Exercise material:
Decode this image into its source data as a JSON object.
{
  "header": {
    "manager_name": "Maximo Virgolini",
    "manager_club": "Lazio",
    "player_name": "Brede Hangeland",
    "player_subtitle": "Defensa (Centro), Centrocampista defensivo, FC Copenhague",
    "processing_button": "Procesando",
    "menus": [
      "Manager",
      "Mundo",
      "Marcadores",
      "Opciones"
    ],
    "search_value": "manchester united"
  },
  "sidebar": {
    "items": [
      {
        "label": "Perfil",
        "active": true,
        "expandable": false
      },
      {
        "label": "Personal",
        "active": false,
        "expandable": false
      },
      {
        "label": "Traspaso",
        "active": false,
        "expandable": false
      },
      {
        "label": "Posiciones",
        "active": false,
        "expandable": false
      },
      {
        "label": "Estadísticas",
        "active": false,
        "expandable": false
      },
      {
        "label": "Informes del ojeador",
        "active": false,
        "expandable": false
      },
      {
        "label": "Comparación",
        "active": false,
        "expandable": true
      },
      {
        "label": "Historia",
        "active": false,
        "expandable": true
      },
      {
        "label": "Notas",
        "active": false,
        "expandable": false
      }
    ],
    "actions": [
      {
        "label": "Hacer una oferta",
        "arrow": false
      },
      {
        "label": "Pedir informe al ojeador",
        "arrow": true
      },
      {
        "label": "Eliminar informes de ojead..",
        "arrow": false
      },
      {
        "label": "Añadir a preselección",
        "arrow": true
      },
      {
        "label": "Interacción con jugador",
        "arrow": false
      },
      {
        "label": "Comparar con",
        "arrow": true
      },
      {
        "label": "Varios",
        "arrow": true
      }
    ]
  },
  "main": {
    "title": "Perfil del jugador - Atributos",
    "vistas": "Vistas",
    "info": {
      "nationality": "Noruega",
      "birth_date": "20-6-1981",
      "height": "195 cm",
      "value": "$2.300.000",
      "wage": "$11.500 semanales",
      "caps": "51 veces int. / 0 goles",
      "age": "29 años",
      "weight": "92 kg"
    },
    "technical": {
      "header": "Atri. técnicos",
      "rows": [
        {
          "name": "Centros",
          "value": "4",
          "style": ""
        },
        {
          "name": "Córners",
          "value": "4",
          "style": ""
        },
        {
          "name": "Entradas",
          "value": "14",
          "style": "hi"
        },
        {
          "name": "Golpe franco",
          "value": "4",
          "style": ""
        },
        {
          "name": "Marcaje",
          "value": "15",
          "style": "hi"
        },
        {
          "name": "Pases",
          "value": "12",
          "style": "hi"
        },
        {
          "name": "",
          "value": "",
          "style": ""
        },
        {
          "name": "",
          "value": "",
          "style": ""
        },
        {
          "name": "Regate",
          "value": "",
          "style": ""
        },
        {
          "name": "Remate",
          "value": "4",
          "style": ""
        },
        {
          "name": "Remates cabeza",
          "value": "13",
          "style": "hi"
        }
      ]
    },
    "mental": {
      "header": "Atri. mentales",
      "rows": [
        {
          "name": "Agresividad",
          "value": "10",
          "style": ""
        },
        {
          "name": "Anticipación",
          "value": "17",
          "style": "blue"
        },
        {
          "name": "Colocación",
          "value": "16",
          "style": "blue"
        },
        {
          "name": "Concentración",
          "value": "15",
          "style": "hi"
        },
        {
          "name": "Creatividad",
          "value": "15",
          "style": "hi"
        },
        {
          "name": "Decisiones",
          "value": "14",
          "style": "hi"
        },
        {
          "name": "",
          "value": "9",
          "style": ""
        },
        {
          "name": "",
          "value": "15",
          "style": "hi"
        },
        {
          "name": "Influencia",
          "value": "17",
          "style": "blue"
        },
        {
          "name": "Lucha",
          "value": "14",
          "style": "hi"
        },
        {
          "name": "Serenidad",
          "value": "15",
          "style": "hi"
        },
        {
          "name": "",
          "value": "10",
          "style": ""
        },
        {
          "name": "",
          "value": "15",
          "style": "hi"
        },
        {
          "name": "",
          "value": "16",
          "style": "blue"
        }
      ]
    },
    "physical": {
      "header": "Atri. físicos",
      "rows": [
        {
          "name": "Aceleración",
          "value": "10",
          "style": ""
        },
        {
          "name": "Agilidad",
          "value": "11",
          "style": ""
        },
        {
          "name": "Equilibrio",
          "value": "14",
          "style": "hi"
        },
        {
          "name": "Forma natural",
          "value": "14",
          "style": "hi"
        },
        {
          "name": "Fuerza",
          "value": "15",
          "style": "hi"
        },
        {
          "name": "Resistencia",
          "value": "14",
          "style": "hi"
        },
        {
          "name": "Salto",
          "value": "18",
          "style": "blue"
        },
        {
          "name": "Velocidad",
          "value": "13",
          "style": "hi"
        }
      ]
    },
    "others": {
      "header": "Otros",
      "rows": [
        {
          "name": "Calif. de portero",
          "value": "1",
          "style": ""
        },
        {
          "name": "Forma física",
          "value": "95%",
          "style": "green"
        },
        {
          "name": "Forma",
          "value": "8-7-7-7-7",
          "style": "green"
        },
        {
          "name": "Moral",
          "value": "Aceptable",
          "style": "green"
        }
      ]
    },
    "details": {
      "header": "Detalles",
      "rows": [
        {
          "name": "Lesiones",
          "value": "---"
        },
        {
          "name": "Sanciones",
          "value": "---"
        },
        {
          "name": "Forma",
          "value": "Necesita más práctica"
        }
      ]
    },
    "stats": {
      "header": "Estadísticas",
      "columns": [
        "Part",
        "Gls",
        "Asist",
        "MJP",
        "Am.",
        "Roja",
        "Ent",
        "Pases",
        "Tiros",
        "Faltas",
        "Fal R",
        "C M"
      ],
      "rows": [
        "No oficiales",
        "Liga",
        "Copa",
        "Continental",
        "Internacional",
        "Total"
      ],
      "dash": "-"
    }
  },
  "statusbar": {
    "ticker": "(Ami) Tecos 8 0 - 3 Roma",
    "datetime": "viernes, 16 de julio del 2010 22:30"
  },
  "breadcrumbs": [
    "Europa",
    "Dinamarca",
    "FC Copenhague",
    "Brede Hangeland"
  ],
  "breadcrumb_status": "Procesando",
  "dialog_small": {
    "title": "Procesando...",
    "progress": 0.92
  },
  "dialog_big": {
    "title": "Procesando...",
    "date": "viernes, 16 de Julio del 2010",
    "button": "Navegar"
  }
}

Requirement: Copy the data above exactly. Every line must be included.

Result:
Decode this image into its source data as a JSON object.
{
  "header": {
    "manager_name": "Maximo Virgolini",
    "manager_club": "Lazio",
    "player_name": "Brede Hangeland",
    "player_subtitle": "Defensa (Centro), Centrocampista defensivo, FC Copenhague",
    "processing_button": "Procesando",
    "menus": [
      "Manager",
      "Mundo",
      "Marcadores",
      "Opciones"
    ],
    "search_value": "manchester united"
  },
  "sidebar": {
    "items": [
      {
        "label": "Perfil",
        "active": true,
        "expandable": false
      },
      {
        "label": "Personal",
        "active": false,
        "expandable": false
      },
      {
        "label": "Traspaso",
        "active": false,
        "expandable": false
      },
      {
        "label": "Posiciones",
        "active": false,
        "expandable": false
      },
      {
        "label": "Estadísticas",
        "active": false,
        "expandable": false
      },
      {
        "label": "Informes del ojeador",
        "active": false,
        "expandable": false
      },
      {
        "label": "Comparación",
        "active": false,
        "expandable": true
      },
      {
        "label": "Historia",
        "active": false,
        "expandable": true
      },
      {
        "label": "Notas",
        "active": false,
        "expandable": false
      }
    ],
    "actions": [
      {
        "label": "Hacer una oferta",
        "arrow": false
      },
      {
        "label": "Pedir informe al ojeador",
        "arrow": true
      },
      {
        "label": "Eliminar informes de ojead..",
        "arrow": false
      },
      {
        "label": "Añadir a preselección",
        "arrow": true
      },
      {
        "label": "Interacción con jugador",
        "arrow": false
      },
      {
        "label": "Comparar con",
        "arrow": true
      },
      {
        "label": "Varios",
        "arrow": true
      }
    ]
  },
  "main": {
    "title": "Perfil del jugador - Atributos",
    "vistas": "Vistas",
    "info": {
      "nationality": "Noruega",
      "birth_date": "20-6-1981",
      "height": "195 cm",
      "value": "$2.300.000",
      "wage": "$11.500 semanales",
      "caps": "51 veces int. / 0 goles",
      "age": "29 años",
      "weight": "92 kg"
    },
    "technical": {
      "header": "Atri. técnicos",
      "rows": [
        {
          "name": "Centros",
          "value": "4",
          "style": ""
        },
        {
          "name": "Córners",
          "value": "4",
          "style": ""
        },
        {
          "name": "Entradas",
          "value": "14",
          "style": "hi"
        },
        {
          "name": "Golpe franco",
          "value": "4",
          "style": ""
        },
        {
          "name": "Marcaje",
          "value": "15",
          "style": "hi"
        },
        {
          "name": "Pases",
          "value": "12",
          "style": "hi"
        },
        {
          "name": "",
          "value": "",
          "style": ""
        },
        {
          "name": "",
          "value": "",
          "style": ""
        },
        {
          "name": "Regate",
          "value": "",
          "style": ""
        },
        {
          "name": "Remate",
          "value": "4",
          "style": ""
        },
        {
          "name": "Remates cabeza",
          "value": "13",
          "style": "hi"
        }
      ]
    },
    "mental": {
      "header": "Atri. mentales",
      "rows": [
        {
          "name": "Agresividad",
          "value": "10",
          "style": ""
        },
        {
          "name": "Anticipación",
          "value": "17",
          "style": "blue"
        },
        {
          "name": "Colocación",
          "value": "16",
          "style": "blue"
        },
        {
          "name": "Concentración",
          "value": "15",
          "style": "hi"
        },
        {
          "name": "Creatividad",
          "value": "15",
          "style": "hi"
        },
        {
          "name": "Decisiones",
          "value": "14",
          "style": "hi"
        },
        {
          "name": "",
          "value": "9",
          "style": ""
        },
        {
          "name": "",
          "value": "15",
          "style": "hi"
        },
        {
          "name": "Influencia",
          "value": "17",
          "style": "blue"
        },
        {
          "name": "Lucha",
          "value": "14",
          "style": "hi"
        },
        {
          "name": "Serenidad",
          "value": "15",
          "style": "hi"
        },
        {
          "name": "",
          "value": "10",
          "style": ""
        },
        {
          "name": "",
          "value": "15",
          "style": "hi"
        },
        {
          "name": "",
          "value": "16",
          "style": "blue"
        }
      ]
    },
    "physical": {
      "header": "Atri. físicos",
      "rows": [
        {
          "name": "Aceleración",
          "value": "10",
          "style": ""
        },
        {
          "name": "Agilidad",
          "value": "11",
          "style": ""
        },
        {
          "name": "Equilibrio",
          "value": "14",
          "style": "hi"
        },
        {
          "name": "Forma natural",
          "value": "14",
          "style": "hi"
        },
        {
          "name": "Fuerza",
          "value": "15",
          "style": "hi"
        },
        {
          "name": "Resistencia",
          "value": "14",
          "style": "hi"
        },
        {
          "name": "Salto",
          "value": "18",
          "style": "blue"
        },
        {
          "name": "Velocidad",
          "value": "13",
          "style": "hi"
        }
      ]
    },
    "others": {
      "header": "Otros",
      "rows": [
        {
          "name": "Calif. de portero",
          "value": "1",
          "style": ""
        },
        {
          "name": "Forma física",
          "value": "95%",
          "style": "green"
        },
        {
          "name": "Forma",
          "value": "8-7-7-7-7",
          "style": "green"
        },
        {
          "name": "Moral",
          "value": "Aceptable",
          "style": "green"
        }
      ]
    },
    "details": {
      "header": "Detalles",
      "rows": [
        {
          "name": "Lesiones",
          "value": "---"
        },
        {
          "name": "Sanciones",
          "value": "---"
        },
        {
          "name": "Forma",
          "value": "Necesita más práctica"
        }
      ]
    },
    "stats": {
      "header": "Estadísticas",
      "columns": [
        "Part",
        "Gls",
        "Asist",
        "MJP",
        "Am.",
        "Roja",
        "Ent",
        "Pases",
        "Tiros",
        "Faltas",
        "Fal R",
        "C M"
      ],
      "rows": [
        "No oficiales",
        "Liga",
        "Copa",
        "Continental",
        "Internacional",
        "Total"
      ],
      "dash": "-"
    }
  },
  "statusbar": {
    "ticker": "(Ami) Tecos 8 0 - 3 Roma",
    "datetime": "viernes, 16 de julio del 2010 22:30"
  },
  "breadcrumbs": [
    "Europa",
    "Dinamarca",
    "FC Copenhague",
    "Brede Hangeland"
  ],
  "breadcrumb_status": "Procesando",
  "dialog_small": {
    "title": "Procesando...",
    "progress": 0.92
  },
  "dialog_big": {
    "title": "Procesando...",
    "date": "viernes, 16 de Julio del 2010",
    "button": "Navegar"
  }
}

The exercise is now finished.